Problem statement
Write out the forum thread on hand-painted wallpaper word for word, everything from "Who did that?" down to "hammered copper look.".

# Research & development



## painting247 (Mar 18, 2009)

Over the last couple of weekends, we have been playing around with different products and techniques for our hand painted wallpaper and wall textures and wanted to share with everyone. I've posted a new photo album....let me know what you all think! This first photo I thought would be kind cool as a backsplash or wall boarder. Originally, I was going to do large squares and rectangles but decided on a smaller scale for my sample.
The red paper makes me think of wrapping paper, and that gives me another idea.....Hand Painted Wrapping Paper! My thoughts are endless, just not enough hours in the day.


----------



## ewingpainting.net (Jun 2, 2008)

Who did that? What was your technique?


----------



## painting247 (Mar 18, 2009)

I have been custom hand painting the paper for sometime now. I had some time off, so I could hardly wait to try something new. The first photo is paper that I had randomly textured alligator and snake skin and embellished, then painted. I cut the paper into squares and rectangles for my sample. I really want to do this on an accent wall using much larger squares and rectangles. The second is painted on black paper, using metallics and color, then torn to reveal the black "veins". The black torn paper is by far my most requested. Check out the new photo album too...I'm working on perfecting a hammered copper look.


----------



## ewingpainting.net (Jun 2, 2008)

I like the 1st one, I know some people love that type finish. I tip my hat to you, for the patience you have, to endure for that .


----------



## daArch (Mar 15, 2008)

And I like the second better (on the right).

Develop different looks for different people and you'll widen your market. 

"Vanilla or strawberry, m'am ?"


----------



## y.painting (Jul 19, 2009)

I like them both, but especially the 1st one.

Good R&D department there


----------



## Workaholic (Apr 17, 2007)

I like the second one better, if the first was a bit more uniform I think i might like it better.

Stored data

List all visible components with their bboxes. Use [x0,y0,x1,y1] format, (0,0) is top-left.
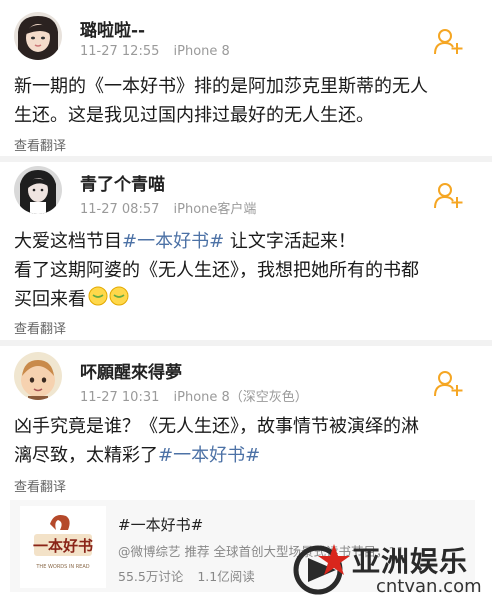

Exercise output
Who did that? What was your technique?


----------



## painting247 (Mar 18, 2009)

I have been custom hand painting the paper for sometime now. I had some time off, so I could hardly wait to try something new. The first photo is paper that I had randomly textured alligator and snake skin and embellished, then painted. I cut the paper into squares and rectangles for my sample. I really want to do this on an accent wall using much larger squares and rectangles. The second is painted on black paper, using metallics and color, then torn to reveal the black "veins". The black torn paper is by far my most requested. Check out the new photo album too...I'm working on perfecting a hammered copper look.